→ **Work to complete**
Find each line with the word "this" and copy it.

>> Start Source records

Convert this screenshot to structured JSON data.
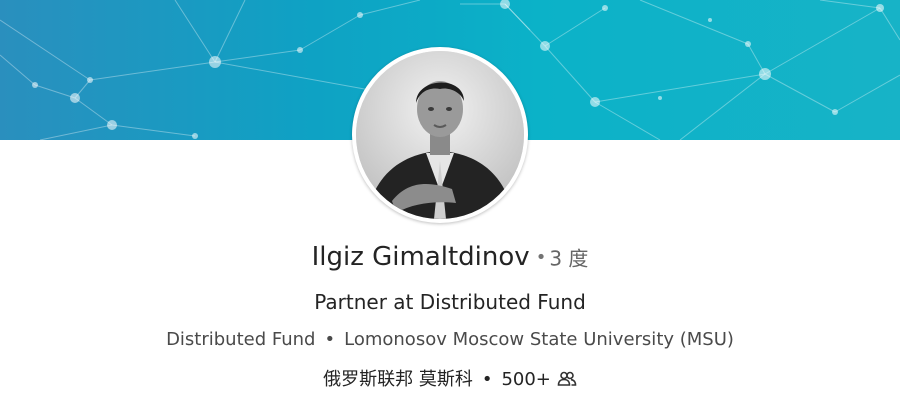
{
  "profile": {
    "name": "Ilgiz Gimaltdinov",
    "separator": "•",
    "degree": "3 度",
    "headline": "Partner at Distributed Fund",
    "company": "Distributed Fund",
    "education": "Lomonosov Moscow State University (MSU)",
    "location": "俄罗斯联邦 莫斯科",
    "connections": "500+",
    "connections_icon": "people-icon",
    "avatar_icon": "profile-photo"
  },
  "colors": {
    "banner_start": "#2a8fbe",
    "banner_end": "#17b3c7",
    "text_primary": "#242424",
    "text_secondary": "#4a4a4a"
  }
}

>> End Source records
>> Start Source records

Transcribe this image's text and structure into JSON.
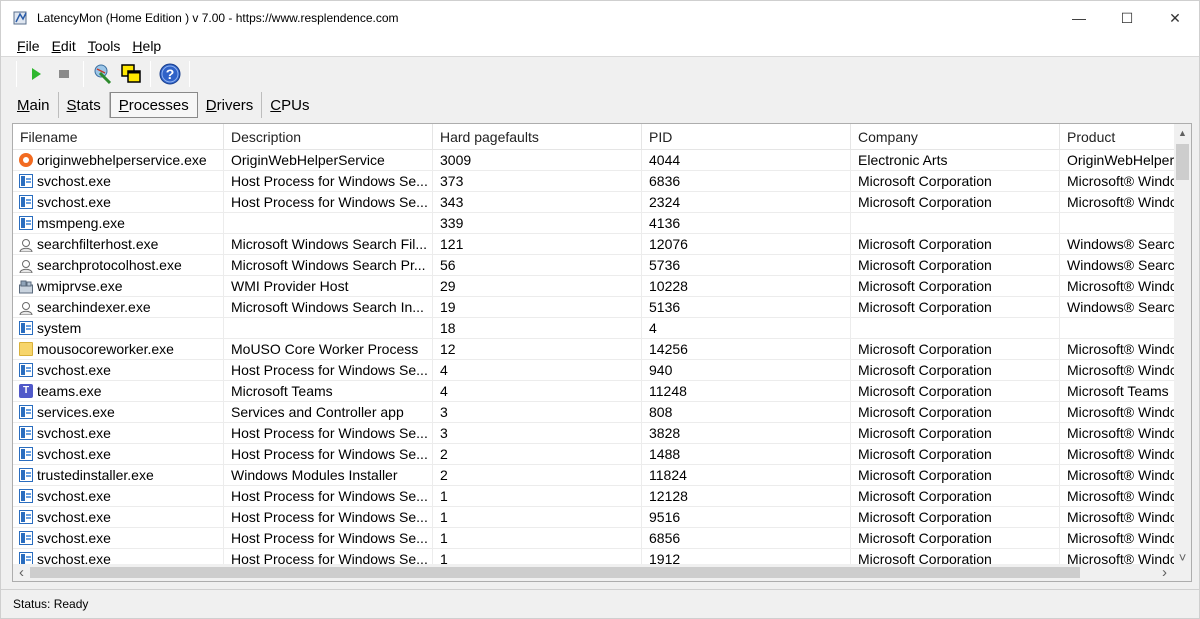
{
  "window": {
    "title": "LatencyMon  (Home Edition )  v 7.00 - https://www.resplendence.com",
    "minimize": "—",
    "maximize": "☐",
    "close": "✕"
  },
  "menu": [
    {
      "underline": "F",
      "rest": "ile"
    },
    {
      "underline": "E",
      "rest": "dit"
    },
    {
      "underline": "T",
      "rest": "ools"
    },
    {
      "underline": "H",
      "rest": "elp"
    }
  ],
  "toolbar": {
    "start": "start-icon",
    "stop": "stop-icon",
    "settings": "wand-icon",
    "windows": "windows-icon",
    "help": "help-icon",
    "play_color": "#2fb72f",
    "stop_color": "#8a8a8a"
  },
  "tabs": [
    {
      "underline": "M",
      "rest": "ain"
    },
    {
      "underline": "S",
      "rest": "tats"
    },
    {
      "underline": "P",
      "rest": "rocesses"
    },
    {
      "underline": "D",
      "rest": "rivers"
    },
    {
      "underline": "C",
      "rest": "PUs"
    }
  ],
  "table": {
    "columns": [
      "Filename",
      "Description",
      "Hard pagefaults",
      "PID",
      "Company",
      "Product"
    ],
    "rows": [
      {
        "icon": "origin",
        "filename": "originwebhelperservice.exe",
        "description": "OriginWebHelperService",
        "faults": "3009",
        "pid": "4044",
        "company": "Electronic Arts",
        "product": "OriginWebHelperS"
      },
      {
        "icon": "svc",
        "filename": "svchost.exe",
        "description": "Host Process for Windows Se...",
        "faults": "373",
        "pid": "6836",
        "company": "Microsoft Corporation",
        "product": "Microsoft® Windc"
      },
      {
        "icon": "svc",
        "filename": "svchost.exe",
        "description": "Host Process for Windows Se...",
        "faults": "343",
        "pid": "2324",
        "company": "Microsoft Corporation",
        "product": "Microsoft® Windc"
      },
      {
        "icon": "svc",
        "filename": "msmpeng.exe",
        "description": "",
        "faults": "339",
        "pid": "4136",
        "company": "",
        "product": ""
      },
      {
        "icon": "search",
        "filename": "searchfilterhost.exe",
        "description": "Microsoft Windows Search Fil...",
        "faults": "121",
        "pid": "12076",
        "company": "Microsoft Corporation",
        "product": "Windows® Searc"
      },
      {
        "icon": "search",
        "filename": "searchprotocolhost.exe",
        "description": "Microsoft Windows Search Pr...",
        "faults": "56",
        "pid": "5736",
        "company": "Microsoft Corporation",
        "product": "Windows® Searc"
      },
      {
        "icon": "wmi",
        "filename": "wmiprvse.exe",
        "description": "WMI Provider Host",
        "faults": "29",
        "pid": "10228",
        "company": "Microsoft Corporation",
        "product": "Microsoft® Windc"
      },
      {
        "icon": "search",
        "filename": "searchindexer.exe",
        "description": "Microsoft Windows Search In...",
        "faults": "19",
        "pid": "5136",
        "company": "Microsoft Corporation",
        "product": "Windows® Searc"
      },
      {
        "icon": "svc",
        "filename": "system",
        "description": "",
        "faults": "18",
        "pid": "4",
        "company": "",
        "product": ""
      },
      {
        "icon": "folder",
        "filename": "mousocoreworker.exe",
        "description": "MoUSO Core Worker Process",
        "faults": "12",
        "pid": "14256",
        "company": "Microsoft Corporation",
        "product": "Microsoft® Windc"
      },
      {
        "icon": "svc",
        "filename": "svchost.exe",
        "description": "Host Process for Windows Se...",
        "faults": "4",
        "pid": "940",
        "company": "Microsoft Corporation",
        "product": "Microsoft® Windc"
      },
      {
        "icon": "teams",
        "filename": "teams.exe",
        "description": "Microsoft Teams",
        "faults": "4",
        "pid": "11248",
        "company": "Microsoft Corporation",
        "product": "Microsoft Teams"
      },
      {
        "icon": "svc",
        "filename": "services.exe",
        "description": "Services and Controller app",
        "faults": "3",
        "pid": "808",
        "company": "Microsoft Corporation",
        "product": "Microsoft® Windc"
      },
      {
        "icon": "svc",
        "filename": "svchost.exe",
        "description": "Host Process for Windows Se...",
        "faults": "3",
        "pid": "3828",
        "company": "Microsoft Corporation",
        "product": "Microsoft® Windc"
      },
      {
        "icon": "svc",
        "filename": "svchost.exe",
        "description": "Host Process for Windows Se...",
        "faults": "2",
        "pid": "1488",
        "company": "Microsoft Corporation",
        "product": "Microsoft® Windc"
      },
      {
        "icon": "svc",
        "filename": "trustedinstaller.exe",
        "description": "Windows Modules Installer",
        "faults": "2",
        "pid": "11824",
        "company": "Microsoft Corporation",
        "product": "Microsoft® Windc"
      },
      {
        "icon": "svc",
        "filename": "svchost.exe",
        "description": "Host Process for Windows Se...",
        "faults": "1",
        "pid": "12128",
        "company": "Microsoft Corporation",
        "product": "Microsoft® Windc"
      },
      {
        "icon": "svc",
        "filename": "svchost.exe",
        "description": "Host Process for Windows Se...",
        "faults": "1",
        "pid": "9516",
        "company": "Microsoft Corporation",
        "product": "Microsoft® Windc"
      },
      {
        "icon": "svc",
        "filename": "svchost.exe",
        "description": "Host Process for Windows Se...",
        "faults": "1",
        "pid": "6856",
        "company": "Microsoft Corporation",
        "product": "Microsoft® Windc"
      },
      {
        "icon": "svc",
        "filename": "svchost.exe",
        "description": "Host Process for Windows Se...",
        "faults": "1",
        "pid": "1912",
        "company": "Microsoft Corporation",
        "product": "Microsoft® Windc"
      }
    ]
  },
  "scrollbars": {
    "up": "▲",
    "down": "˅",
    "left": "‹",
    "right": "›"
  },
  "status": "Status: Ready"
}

>> End Source records

→ **Final answer**
Convert this screenshot to structured JSON data.
Transcribe this image's text and structure into JSON.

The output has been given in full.